What you will do:
Collect every line of the records below that contains the word "text".

Provided material:
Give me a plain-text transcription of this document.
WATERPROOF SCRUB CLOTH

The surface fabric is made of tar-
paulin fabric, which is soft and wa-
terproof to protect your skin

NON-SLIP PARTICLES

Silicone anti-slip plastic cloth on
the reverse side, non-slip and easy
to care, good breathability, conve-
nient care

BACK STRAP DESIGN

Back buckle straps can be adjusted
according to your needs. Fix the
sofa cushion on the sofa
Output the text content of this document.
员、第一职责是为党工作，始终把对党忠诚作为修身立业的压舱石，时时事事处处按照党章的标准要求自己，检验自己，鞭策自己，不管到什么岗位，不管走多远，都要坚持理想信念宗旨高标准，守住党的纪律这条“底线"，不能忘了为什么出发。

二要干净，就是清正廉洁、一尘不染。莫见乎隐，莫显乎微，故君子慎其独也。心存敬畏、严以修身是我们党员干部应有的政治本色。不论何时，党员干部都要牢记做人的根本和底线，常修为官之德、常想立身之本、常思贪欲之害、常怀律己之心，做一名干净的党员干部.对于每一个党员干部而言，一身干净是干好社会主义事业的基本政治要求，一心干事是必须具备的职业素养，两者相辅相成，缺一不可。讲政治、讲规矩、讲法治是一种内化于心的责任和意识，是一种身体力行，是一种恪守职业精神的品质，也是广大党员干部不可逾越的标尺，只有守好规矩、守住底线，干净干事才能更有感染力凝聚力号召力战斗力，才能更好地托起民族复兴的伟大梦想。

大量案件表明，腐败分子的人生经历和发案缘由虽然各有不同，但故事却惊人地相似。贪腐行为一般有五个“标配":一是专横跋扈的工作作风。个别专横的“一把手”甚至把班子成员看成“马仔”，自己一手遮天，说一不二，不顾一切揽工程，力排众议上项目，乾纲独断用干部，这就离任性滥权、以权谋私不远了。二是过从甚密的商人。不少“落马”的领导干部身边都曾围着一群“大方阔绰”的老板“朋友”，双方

Task solution:
Give me a plain-text transcription of this document.
Output the text content of this document.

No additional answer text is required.